▶ _Exercise brief_: Copy out the lines from the one containing "Give bounding boxes" through the one containing "x-tick-label: 2001 [126,457,154,470]", with both included and nothing else.

▶ _Exercise input_:
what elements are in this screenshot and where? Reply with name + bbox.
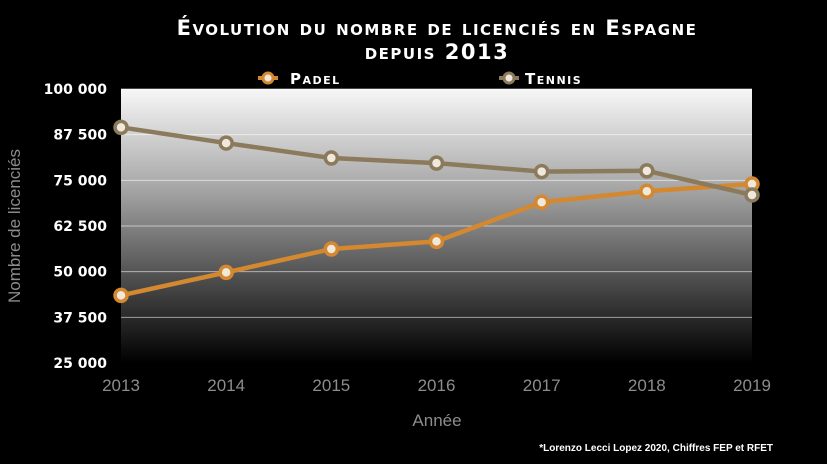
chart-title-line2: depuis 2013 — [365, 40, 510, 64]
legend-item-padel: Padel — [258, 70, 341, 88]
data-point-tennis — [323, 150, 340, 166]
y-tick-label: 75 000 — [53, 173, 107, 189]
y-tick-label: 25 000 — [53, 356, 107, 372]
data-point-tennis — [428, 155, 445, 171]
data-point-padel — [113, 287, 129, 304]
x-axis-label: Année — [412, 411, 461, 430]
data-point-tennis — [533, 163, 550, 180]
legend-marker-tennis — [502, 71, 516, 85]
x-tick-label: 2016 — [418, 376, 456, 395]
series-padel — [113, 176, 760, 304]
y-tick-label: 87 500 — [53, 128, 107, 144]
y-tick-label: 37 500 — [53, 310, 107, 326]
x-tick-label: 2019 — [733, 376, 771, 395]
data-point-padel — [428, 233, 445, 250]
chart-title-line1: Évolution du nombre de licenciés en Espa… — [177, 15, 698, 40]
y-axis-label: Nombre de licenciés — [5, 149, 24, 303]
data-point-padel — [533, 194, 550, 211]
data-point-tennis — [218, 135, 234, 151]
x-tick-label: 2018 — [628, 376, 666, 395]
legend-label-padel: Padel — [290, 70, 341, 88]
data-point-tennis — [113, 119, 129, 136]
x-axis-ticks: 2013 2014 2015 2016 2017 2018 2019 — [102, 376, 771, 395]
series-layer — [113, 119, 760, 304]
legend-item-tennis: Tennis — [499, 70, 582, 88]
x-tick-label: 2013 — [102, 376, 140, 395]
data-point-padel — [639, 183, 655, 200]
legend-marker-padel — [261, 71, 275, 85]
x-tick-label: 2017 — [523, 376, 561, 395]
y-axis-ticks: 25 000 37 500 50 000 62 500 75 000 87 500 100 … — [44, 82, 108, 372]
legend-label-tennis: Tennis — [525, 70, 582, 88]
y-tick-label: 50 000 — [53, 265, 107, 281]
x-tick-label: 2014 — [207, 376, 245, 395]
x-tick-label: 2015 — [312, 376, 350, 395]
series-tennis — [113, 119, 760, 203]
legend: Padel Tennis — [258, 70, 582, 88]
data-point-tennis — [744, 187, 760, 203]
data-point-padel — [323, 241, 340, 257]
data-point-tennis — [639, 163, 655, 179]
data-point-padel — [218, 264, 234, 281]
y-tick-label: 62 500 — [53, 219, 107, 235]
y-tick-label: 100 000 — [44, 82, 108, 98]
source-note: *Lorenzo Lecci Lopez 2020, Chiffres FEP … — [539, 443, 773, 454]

---

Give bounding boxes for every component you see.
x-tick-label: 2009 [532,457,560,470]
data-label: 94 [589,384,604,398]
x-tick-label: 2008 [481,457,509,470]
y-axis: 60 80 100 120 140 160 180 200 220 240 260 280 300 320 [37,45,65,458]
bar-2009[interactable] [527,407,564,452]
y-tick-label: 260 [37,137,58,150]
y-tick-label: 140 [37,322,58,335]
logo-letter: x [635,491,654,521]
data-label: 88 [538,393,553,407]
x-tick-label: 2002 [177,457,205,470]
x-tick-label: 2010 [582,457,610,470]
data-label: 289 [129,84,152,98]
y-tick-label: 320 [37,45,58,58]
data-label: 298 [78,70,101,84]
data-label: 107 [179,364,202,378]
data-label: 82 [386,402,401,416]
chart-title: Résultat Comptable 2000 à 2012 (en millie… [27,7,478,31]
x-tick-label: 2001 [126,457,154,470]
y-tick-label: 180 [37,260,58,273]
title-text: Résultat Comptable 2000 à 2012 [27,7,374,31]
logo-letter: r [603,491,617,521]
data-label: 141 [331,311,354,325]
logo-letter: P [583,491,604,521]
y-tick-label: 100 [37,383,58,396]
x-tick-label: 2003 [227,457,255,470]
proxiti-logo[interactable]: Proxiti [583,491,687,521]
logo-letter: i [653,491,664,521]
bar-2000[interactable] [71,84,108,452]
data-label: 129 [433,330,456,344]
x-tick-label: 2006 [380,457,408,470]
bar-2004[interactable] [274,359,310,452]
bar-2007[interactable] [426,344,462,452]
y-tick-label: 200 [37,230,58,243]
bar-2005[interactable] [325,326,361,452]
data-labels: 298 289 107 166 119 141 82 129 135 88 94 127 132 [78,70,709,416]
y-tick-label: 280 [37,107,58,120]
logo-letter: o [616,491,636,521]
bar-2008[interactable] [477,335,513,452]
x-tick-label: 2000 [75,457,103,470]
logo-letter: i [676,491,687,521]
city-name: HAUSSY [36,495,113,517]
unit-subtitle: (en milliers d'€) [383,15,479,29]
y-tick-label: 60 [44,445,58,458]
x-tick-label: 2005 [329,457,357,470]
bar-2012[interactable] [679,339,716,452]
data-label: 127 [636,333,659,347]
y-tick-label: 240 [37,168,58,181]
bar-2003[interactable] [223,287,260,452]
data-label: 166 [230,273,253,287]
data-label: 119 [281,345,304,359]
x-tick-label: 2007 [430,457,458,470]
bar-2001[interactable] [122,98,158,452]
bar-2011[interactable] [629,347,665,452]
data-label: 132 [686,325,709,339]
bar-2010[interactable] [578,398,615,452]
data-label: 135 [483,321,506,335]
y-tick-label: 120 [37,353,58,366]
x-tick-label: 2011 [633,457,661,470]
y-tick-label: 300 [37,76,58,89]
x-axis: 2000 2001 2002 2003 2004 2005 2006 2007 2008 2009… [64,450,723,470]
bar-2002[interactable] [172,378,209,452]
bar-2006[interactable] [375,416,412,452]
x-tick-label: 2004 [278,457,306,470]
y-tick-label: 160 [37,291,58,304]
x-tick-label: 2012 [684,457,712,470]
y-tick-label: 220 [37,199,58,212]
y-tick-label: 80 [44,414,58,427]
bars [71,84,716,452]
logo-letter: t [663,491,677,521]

▶ _Task output_:
Give bounding boxes for every component you see.
x-tick-label: 2009 [532,457,560,470]
data-label: 94 [589,384,604,398]
x-tick-label: 2008 [481,457,509,470]
y-axis: 60 80 100 120 140 160 180 200 220 240 260 280 300 320 [37,45,65,458]
bar-2009[interactable] [527,407,564,452]
y-tick-label: 260 [37,137,58,150]
y-tick-label: 140 [37,322,58,335]
logo-letter: x [635,491,654,521]
data-label: 88 [538,393,553,407]
x-tick-label: 2002 [177,457,205,470]
x-tick-label: 2010 [582,457,610,470]
data-label: 289 [129,84,152,98]
y-tick-label: 320 [37,45,58,58]
data-label: 298 [78,70,101,84]
data-label: 107 [179,364,202,378]
data-label: 82 [386,402,401,416]
chart-title: Résultat Comptable 2000 à 2012 (en millie… [27,7,478,31]
x-tick-label: 2001 [126,457,154,470]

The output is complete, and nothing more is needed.